→ Exercise instructions
Below are some records; return each one exactly.

[Dataset items]
——

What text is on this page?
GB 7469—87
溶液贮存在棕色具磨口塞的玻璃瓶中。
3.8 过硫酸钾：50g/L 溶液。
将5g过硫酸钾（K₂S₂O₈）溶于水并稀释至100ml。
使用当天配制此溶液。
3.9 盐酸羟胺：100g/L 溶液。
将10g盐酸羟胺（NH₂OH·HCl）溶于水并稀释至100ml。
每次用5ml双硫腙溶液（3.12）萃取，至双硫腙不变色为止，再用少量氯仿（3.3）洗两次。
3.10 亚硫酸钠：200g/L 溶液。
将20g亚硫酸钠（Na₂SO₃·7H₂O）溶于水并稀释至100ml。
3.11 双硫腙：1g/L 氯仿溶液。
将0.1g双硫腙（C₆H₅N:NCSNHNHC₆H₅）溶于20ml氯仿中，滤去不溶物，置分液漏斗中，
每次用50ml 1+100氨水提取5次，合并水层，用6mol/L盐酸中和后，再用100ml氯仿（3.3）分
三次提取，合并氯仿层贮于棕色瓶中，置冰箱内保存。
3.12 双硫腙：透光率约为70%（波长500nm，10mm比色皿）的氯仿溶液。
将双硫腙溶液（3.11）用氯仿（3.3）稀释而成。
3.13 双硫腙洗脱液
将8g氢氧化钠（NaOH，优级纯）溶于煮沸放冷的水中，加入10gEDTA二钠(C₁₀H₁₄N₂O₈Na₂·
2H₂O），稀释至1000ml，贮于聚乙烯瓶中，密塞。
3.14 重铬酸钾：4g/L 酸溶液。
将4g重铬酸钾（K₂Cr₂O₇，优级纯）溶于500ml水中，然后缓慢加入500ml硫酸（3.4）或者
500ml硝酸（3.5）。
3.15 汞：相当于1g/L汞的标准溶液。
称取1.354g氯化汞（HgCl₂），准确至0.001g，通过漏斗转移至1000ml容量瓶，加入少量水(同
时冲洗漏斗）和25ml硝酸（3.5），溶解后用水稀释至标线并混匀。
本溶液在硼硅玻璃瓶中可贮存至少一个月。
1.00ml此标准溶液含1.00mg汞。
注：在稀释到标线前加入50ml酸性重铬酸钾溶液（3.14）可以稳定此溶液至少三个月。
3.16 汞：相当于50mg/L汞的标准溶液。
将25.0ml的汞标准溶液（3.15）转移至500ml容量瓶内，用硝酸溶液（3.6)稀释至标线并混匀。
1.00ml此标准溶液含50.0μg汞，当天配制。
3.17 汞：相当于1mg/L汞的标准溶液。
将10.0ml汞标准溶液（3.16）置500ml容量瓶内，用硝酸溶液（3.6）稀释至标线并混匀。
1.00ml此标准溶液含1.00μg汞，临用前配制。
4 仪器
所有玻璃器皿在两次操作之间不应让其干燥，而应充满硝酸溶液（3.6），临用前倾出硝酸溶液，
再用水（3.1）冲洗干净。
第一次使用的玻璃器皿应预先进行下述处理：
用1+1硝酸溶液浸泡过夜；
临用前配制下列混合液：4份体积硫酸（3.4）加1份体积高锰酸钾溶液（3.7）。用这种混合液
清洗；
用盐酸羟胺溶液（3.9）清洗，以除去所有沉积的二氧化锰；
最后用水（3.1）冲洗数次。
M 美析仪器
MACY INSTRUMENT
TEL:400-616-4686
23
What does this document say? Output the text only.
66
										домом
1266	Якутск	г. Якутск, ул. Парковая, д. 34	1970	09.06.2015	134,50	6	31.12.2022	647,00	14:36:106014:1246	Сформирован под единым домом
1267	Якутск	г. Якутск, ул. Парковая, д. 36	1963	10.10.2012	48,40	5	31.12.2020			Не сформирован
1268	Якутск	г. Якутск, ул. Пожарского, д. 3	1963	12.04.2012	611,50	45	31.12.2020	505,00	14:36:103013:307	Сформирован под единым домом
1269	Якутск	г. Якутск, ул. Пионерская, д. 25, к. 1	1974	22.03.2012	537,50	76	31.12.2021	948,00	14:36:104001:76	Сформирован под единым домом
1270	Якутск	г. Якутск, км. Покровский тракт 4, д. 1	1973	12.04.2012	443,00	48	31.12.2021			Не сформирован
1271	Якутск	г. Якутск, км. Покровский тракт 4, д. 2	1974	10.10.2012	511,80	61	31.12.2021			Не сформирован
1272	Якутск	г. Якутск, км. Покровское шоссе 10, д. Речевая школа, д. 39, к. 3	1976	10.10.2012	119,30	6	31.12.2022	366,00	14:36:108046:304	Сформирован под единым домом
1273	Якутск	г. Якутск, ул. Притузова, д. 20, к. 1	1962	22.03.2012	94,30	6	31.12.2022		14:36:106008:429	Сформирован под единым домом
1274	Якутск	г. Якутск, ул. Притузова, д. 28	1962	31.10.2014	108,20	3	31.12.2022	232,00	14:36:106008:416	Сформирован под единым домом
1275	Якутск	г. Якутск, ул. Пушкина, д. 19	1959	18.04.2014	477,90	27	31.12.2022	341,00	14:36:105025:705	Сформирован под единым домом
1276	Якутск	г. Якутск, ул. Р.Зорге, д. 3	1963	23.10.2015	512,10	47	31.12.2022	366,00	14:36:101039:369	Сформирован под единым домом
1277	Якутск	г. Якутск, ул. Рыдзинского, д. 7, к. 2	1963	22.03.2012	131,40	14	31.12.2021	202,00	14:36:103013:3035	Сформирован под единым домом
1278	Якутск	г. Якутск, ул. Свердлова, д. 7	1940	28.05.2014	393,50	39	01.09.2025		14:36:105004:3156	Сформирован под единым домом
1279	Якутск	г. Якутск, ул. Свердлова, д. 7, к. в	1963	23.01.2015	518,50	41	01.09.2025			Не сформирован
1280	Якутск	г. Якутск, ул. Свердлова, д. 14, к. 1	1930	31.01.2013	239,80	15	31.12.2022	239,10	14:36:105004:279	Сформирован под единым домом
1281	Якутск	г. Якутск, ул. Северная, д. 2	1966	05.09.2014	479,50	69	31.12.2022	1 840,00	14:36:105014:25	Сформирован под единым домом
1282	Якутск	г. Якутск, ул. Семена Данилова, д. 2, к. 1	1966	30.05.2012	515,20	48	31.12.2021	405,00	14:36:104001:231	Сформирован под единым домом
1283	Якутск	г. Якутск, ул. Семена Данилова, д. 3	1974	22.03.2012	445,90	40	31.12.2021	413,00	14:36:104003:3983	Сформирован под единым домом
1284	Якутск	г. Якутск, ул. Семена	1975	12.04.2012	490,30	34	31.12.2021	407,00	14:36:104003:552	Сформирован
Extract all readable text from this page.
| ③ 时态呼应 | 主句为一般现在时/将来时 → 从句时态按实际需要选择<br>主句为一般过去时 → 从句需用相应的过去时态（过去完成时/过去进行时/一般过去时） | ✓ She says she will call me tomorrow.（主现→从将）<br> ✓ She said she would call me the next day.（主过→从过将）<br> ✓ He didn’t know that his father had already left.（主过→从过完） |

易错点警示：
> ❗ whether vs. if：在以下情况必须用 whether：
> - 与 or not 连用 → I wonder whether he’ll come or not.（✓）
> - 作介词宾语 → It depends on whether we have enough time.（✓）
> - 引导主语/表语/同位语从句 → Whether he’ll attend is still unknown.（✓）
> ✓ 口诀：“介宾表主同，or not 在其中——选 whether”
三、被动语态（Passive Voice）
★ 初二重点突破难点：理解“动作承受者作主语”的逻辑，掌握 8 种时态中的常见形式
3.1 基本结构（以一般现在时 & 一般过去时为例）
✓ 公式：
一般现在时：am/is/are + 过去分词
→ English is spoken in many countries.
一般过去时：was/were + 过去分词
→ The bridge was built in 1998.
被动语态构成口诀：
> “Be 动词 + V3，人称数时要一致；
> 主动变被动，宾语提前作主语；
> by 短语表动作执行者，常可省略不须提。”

——

→ Response below
What text is on this page?
GB 7469—87
溶液贮存在棕色具磨口塞的玻璃瓶中。
3.8 过硫酸钾：50g/L 溶液。
将5g过硫酸钾（K₂S₂O₈）溶于水并稀释至100ml。
使用当天配制此溶液。
3.9 盐酸羟胺：100g/L 溶液。
将10g盐酸羟胺（NH₂OH·HCl）溶于水并稀释至100ml。
每次用5ml双硫腙溶液（3.12）萃取，至双硫腙不变色为止，再用少量氯仿（3.3）洗两次。
3.10 亚硫酸钠：200g/L 溶液。
将20g亚硫酸钠（Na₂SO₃·7H₂O）溶于水并稀释至100ml。
3.11 双硫腙：1g/L 氯仿溶液。
将0.1g双硫腙（C₆H₅N:NCSNHNHC₆H₅）溶于20ml氯仿中，滤去不溶物，置分液漏斗中，
每次用50ml 1+100氨水提取5次，合并水层，用6mol/L盐酸中和后，再用100ml氯仿（3.3）分
三次提取，合并氯仿层贮于棕色瓶中，置冰箱内保存。
3.12 双硫腙：透光率约为70%（波长500nm，10mm比色皿）的氯仿溶液。
将双硫腙溶液（3.11）用氯仿（3.3）稀释而成。
3.13 双硫腙洗脱液
将8g氢氧化钠（NaOH，优级纯）溶于煮沸放冷的水中，加入10gEDTA二钠(C₁₀H₁₄N₂O₈Na₂·
2H₂O），稀释至1000ml，贮于聚乙烯瓶中，密塞。
3.14 重铬酸钾：4g/L 酸溶液。
将4g重铬酸钾（K₂Cr₂O₇，优级纯）溶于500ml水中，然后缓慢加入500ml硫酸（3.4）或者
500ml硝酸（3.5）。
3.15 汞：相当于1g/L汞的标准溶液。
称取1.354g氯化汞（HgCl₂），准确至0.001g，通过漏斗转移至1000ml容量瓶，加入少量水(同
时冲洗漏斗）和25ml硝酸（3.5），溶解后用水稀释至标线并混匀。
本溶液在硼硅玻璃瓶中可贮存至少一个月。
1.00ml此标准溶液含1.00mg汞。
注：在稀释到标线前加入50ml酸性重铬酸钾溶液（3.14）可以稳定此溶液至少三个月。
3.16 汞：相当于50mg/L汞的标准溶液。
将25.0ml的汞标准溶液（3.15）转移至500ml容量瓶内，用硝酸溶液（3.6)稀释至标线并混匀。
1.00ml此标准溶液含50.0μg汞，当天配制。
3.17 汞：相当于1mg/L汞的标准溶液。
将10.0ml汞标准溶液（3.16）置500ml容量瓶内，用硝酸溶液（3.6）稀释至标线并混匀。
1.00ml此标准溶液含1.00μg汞，临用前配制。
4 仪器
所有玻璃器皿在两次操作之间不应让其干燥，而应充满硝酸溶液（3.6），临用前倾出硝酸溶液，
再用水（3.1）冲洗干净。
第一次使用的玻璃器皿应预先进行下述处理：
用1+1硝酸溶液浸泡过夜；
临用前配制下列混合液：4份体积硫酸（3.4）加1份体积高锰酸钾溶液（3.7）。用这种混合液
清洗；
用盐酸羟胺溶液（3.9）清洗，以除去所有沉积的二氧化锰；
最后用水（3.1）冲洗数次。
M 美析仪器
MACY INSTRUMENT
TEL:400-616-4686
23
What does this document say? Output the text only.
66
										домом
1266	Якутск	г. Якутск, ул. Парковая, д. 34	1970	09.06.2015	134,50	6	31.12.2022	647,00	14:36:106014:1246	Сформирован под единым домом
1267	Якутск	г. Якутск, ул. Парковая, д. 36	1963	10.10.2012	48,40	5	31.12.2020			Не сформирован
1268	Якутск	г. Якутск, ул. Пожарского, д. 3	1963	12.04.2012	611,50	45	31.12.2020	505,00	14:36:103013:307	Сформирован под единым домом
1269	Якутск	г. Якутск, ул. Пионерская, д. 25, к. 1	1974	22.03.2012	537,50	76	31.12.2021	948,00	14:36:104001:76	Сформирован под единым домом
1270	Якутск	г. Якутск, км. Покровский тракт 4, д. 1	1973	12.04.2012	443,00	48	31.12.2021			Не сформирован
1271	Якутск	г. Якутск, км. Покровский тракт 4, д. 2	1974	10.10.2012	511,80	61	31.12.2021			Не сформирован
1272	Якутск	г. Якутск, км. Покровское шоссе 10, д. Речевая школа, д. 39, к. 3	1976	10.10.2012	119,30	6	31.12.2022	366,00	14:36:108046:304	Сформирован под единым домом
1273	Якутск	г. Якутск, ул. Притузова, д. 20, к. 1	1962	22.03.2012	94,30	6	31.12.2022		14:36:106008:429	Сформирован под единым домом
1274	Якутск	г. Якутск, ул. Притузова, д. 28	1962	31.10.2014	108,20	3	31.12.2022	232,00	14:36:106008:416	Сформирован под единым домом
1275	Якутск	г. Якутск, ул. Пушкина, д. 19	1959	18.04.2014	477,90	27	31.12.2022	341,00	14:36:105025:705	Сформирован под единым домом
1276	Якутск	г. Якутск, ул. Р.Зорге, д. 3	1963	23.10.2015	512,10	47	31.12.2022	366,00	14:36:101039:369	Сформирован под единым домом
1277	Якутск	г. Якутск, ул. Рыдзинского, д. 7, к. 2	1963	22.03.2012	131,40	14	31.12.2021	202,00	14:36:103013:3035	Сформирован под единым домом
1278	Якутск	г. Якутск, ул. Свердлова, д. 7	1940	28.05.2014	393,50	39	01.09.2025		14:36:105004:3156	Сформирован под единым домом
1279	Якутск	г. Якутск, ул. Свердлова, д. 7, к. в	1963	23.01.2015	518,50	41	01.09.2025			Не сформирован
1280	Якутск	г. Якутск, ул. Свердлова, д. 14, к. 1	1930	31.01.2013	239,80	15	31.12.2022	239,10	14:36:105004:279	Сформирован под единым домом
1281	Якутск	г. Якутск, ул. Северная, д. 2	1966	05.09.2014	479,50	69	31.12.2022	1 840,00	14:36:105014:25	Сформирован под единым домом
1282	Якутск	г. Якутск, ул. Семена Данилова, д. 2, к. 1	1966	30.05.2012	515,20	48	31.12.2021	405,00	14:36:104001:231	Сформирован под единым домом
1283	Якутск	г. Якутск, ул. Семена Данилова, д. 3	1974	22.03.2012	445,90	40	31.12.2021	413,00	14:36:104003:3983	Сформирован под единым домом
1284	Якутск	г. Якутск, ул. Семена	1975	12.04.2012	490,30	34	31.12.2021	407,00	14:36:104003:552	Сформирован
Extract all readable text from this page.
| ③ 时态呼应 | 主句为一般现在时/将来时 → 从句时态按实际需要选择<br>主句为一般过去时 → 从句需用相应的过去时态（过去完成时/过去进行时/一般过去时） | ✓ She says she will call me tomorrow.（主现→从将）<br> ✓ She said she would call me the next day.（主过→从过将）<br> ✓ He didn’t know that his father had already left.（主过→从过完） |

易错点警示：
> ❗ whether vs. if：在以下情况必须用 whether：
> - 与 or not 连用 → I wonder whether he’ll come or not.（✓）
> - 作介词宾语 → It depends on whether we have enough time.（✓）
> - 引导主语/表语/同位语从句 → Whether he’ll attend is still unknown.（✓）
> ✓ 口诀：“介宾表主同，or not 在其中——选 whether”
三、被动语态（Passive Voice）
★ 初二重点突破难点：理解“动作承受者作主语”的逻辑，掌握 8 种时态中的常见形式
3.1 基本结构（以一般现在时 & 一般过去时为例）
✓ 公式：
一般现在时：am/is/are + 过去分词
→ English is spoken in many countries.
一般过去时：was/were + 过去分词
→ The bridge was built in 1998.
被动语态构成口诀：
> “Be 动词 + V3，人称数时要一致；
> 主动变被动，宾语提前作主语；
> by 短语表动作执行者，常可省略不须提。”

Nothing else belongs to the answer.